◆ TEXTE EXTRAIT
== == ==

De la familiarité

Homélie du 4e dimanche du temps ordinaire

« N’est-ce pas là le fils de Joseph ? »

La familiarité risque de nous faire passer à côté du surnaturel. Les enfants sont capables de s’émerveiller parce que, pour eux, tout est neuf. Comme ils n’ont pas vécu, chaque expérience est une première fois qui les enchante. Mais le charme de la nouveauté est aussi lumineux qu’éphémère et, dès lors qu’elle se répète, une expérience prend vite place dans notre quotidien, son relief est élimé, elle rejoint l’habitude. Nous pouvons ne même plus nous apercevoir de l’existence de ce qui nous semblait si prodigieux. Une épouse à qui son mari apporte le petit-déjeuner au lit un jour de fête, trouve cela sensationnel ; un époux à qui sa femme prépare tous les jours le petit-déjeuner trouve rapidement cela naturel et, bientôt, râlera si, un matin, elle vient à manquer à ce qu’il en est venu à considérer comme un dû et un droit. (Que l’on se rassure ici : en inversant les rôles, ça marche aussi !)

== == ==

◆ DONNÉES FOURNIES
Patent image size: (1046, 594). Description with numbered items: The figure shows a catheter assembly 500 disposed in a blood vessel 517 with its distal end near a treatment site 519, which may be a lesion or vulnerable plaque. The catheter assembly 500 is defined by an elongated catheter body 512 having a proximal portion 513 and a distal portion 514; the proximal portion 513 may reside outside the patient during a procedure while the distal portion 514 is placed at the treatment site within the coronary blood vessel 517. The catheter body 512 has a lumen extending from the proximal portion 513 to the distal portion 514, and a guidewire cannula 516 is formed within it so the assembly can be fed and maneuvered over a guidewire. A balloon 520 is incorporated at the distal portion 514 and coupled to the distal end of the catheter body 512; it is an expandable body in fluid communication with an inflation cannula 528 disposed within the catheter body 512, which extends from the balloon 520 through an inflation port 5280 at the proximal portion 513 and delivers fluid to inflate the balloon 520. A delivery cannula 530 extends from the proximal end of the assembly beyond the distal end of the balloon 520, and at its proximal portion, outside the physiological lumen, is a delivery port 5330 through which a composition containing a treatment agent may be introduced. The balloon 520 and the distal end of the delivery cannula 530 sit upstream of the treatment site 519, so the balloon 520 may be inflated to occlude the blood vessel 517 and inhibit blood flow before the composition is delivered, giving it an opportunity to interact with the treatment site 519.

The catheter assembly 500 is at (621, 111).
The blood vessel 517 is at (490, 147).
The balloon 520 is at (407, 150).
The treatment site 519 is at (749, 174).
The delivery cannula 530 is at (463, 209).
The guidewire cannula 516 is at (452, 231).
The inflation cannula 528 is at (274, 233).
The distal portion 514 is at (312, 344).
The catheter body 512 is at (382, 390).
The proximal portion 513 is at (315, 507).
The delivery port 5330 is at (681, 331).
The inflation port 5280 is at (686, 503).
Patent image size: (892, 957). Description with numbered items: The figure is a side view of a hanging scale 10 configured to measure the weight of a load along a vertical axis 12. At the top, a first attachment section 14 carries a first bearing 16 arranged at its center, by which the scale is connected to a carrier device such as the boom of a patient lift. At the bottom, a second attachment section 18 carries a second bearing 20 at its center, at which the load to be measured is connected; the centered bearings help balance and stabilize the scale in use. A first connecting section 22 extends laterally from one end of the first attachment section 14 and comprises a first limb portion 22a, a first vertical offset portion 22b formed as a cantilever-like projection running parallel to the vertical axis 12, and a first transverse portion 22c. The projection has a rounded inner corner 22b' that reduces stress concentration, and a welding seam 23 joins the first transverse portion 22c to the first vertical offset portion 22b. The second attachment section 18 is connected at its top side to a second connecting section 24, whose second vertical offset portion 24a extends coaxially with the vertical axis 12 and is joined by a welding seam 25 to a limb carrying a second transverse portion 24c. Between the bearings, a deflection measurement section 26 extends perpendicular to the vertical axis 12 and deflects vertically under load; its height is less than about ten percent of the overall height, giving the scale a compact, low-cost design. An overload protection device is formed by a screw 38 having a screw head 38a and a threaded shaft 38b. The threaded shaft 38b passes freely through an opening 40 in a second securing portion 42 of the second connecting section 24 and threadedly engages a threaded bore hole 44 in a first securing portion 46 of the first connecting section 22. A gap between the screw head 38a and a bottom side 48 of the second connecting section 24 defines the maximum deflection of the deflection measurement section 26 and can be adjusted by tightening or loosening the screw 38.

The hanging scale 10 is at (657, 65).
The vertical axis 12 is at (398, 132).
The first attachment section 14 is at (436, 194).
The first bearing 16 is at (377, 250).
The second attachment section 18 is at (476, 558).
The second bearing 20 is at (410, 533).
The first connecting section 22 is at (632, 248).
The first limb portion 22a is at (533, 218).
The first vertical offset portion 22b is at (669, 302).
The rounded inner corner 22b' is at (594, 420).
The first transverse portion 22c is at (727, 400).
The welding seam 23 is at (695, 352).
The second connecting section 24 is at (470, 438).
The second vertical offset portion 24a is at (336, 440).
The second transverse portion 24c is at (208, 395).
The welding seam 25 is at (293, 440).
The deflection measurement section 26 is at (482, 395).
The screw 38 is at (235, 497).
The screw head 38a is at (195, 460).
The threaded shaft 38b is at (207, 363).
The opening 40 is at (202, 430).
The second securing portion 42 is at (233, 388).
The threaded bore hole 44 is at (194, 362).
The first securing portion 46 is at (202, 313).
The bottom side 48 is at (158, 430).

== == ==

◆ CONSIGNE
Recopiez intégralement le texte sur la familiarité, sans y apporter la moindre modification. Veuillez vous fonder exclusivement sur le texte.

◆ CORRIGÉ
De la familiarité

Homélie du 4e dimanche du temps ordinaire

« N’est-ce pas là le fils de Joseph ? »

La familiarité risque de nous faire passer à côté du surnaturel. Les enfants sont capables de s’émerveiller parce que, pour eux, tout est neuf. Comme ils n’ont pas vécu, chaque expérience est une première fois qui les enchante. Mais le charme de la nouveauté est aussi lumineux qu’éphémère et, dès lors qu’elle se répète, une expérience prend vite place dans notre quotidien, son relief est élimé, elle rejoint l’habitude. Nous pouvons ne même plus nous apercevoir de l’existence de ce qui nous semblait si prodigieux. Une épouse à qui son mari apporte le petit-déjeuner au lit un jour de fête, trouve cela sensationnel ; un époux à qui sa femme prépare tous les jours le petit-déjeuner trouve rapidement cela naturel et, bientôt, râlera si, un matin, elle vient à manquer à ce qu’il en est venu à considérer comme un dû et un droit. (Que l’on se rassure ici : en inversant les rôles, ça marche aussi !)